* Start RECORDS FOR THE EXERCISE *
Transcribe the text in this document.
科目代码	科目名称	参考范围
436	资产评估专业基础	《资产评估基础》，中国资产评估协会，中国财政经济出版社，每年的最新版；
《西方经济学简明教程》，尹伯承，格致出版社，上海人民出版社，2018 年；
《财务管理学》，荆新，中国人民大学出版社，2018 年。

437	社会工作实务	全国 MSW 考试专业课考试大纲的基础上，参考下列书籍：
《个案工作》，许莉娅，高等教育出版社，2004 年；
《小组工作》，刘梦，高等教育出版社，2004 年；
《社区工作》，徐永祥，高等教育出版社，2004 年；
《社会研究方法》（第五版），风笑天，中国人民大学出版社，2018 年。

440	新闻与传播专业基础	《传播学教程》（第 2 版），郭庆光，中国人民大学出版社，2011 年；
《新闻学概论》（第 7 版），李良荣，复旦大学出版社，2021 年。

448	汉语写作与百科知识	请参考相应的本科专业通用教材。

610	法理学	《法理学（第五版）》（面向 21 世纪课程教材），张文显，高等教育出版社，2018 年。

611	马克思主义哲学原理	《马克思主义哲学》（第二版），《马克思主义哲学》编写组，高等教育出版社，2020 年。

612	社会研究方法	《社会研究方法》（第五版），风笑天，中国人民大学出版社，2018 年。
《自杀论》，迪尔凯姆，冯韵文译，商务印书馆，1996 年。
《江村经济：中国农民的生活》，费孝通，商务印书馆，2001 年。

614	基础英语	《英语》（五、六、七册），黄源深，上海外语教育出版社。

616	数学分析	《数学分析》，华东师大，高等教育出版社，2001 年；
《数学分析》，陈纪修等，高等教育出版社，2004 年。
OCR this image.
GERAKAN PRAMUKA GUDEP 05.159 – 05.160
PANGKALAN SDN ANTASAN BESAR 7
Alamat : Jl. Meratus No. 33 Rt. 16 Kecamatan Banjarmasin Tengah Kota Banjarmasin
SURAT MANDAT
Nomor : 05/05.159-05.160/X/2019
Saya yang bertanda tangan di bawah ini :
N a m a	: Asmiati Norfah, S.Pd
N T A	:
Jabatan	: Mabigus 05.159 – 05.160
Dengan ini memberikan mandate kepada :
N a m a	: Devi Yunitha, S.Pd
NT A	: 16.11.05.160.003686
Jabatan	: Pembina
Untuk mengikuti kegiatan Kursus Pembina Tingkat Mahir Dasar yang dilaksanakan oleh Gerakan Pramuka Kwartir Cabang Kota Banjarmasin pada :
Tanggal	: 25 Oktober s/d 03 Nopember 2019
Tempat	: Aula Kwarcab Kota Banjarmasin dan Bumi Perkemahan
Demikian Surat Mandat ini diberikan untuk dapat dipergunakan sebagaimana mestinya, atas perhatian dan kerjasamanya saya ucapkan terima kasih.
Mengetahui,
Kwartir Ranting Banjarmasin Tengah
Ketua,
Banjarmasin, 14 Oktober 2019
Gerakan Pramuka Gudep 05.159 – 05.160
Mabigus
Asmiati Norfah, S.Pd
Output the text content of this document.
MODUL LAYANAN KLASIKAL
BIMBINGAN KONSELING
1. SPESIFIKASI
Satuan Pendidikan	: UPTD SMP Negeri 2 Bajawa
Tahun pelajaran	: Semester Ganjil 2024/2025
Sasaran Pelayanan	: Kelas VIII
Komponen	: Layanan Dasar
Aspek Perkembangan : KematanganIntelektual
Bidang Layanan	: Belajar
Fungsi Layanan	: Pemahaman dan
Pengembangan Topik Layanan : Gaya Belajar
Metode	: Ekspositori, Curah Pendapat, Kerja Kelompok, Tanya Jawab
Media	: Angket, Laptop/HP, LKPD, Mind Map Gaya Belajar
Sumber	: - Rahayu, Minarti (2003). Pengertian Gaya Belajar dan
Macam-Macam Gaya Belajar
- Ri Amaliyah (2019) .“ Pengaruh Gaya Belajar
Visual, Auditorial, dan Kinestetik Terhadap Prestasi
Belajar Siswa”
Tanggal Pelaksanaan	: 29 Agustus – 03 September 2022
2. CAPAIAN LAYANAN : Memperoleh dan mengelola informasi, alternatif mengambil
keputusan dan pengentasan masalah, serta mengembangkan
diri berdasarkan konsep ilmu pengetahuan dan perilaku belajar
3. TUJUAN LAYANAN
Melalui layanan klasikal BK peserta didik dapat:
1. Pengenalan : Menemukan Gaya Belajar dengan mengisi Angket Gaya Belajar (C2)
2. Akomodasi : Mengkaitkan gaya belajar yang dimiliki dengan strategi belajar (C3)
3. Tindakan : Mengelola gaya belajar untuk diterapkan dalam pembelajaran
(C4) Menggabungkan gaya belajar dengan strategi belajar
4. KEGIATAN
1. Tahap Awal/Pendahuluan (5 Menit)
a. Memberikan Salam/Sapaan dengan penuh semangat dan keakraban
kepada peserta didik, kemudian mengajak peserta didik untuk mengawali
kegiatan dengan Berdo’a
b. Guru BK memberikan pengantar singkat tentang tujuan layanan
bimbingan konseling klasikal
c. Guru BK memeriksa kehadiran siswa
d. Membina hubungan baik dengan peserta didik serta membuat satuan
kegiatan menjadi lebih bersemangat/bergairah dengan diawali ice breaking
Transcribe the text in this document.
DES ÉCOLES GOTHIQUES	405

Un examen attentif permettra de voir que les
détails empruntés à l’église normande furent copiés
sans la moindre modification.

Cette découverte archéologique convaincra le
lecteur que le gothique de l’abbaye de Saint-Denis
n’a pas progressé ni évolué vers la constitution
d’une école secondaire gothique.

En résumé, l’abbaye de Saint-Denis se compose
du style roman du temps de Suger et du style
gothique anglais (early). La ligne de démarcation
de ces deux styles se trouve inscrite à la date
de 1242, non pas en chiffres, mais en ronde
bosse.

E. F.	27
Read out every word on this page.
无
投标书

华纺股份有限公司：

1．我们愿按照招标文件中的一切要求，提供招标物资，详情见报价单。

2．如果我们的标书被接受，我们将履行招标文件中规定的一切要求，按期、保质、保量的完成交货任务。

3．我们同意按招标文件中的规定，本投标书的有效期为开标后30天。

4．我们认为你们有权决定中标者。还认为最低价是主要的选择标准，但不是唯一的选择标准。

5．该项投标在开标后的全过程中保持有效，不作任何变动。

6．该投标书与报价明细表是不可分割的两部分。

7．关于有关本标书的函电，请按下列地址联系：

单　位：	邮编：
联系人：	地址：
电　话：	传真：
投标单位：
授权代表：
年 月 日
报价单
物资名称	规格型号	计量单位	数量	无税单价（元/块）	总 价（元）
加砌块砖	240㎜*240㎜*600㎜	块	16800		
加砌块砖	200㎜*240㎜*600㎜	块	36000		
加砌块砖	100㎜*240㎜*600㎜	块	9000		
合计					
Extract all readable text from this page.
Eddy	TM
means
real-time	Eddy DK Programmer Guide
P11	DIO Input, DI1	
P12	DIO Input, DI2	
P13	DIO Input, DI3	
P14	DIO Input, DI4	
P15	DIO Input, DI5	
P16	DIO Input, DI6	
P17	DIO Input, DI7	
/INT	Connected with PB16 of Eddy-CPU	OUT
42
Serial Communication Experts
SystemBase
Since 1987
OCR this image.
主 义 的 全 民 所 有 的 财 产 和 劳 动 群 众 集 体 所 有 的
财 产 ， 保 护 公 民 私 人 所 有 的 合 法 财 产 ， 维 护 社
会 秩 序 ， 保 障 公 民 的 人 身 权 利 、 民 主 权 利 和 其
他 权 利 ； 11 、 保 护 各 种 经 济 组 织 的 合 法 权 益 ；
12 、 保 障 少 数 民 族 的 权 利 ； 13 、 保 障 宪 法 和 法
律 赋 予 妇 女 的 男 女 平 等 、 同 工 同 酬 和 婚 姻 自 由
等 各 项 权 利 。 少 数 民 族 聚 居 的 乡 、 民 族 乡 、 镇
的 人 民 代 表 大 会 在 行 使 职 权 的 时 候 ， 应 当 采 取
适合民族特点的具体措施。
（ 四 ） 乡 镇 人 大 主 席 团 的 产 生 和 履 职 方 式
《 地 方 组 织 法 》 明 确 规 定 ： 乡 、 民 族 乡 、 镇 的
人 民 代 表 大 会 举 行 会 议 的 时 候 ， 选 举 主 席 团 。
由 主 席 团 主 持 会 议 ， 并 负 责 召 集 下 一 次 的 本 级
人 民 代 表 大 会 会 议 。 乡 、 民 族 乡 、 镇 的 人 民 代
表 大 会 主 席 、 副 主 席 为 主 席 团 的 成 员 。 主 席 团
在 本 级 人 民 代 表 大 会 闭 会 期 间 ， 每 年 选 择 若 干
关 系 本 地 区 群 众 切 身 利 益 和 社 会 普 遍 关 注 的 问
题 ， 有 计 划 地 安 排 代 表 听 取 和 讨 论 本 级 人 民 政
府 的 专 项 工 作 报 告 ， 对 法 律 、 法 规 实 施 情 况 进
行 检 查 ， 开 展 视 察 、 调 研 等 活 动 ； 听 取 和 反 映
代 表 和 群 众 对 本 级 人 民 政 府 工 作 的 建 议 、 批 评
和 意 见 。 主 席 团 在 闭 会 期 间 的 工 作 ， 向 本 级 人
* End RECORDS FOR THE EXERCISE *
Using the records above, copy each line that contains "高等教育出版社".

《个案工作》，许莉娅，高等教育出版社，2004 年；
《小组工作》，刘梦，高等教育出版社，2004 年；
《社区工作》，徐永祥，高等教育出版社，2004 年；
610	法理学	《法理学（第五版）》（面向 21 世纪课程教材），张文显，高等教育出版社，2018 年。
611	马克思主义哲学原理	《马克思主义哲学》（第二版），《马克思主义哲学》编写组，高等教育出版社，2020 年。
616	数学分析	《数学分析》，华东师大，高等教育出版社，2001 年；
《数学分析》，陈纪修等，高等教育出版社，2004 年。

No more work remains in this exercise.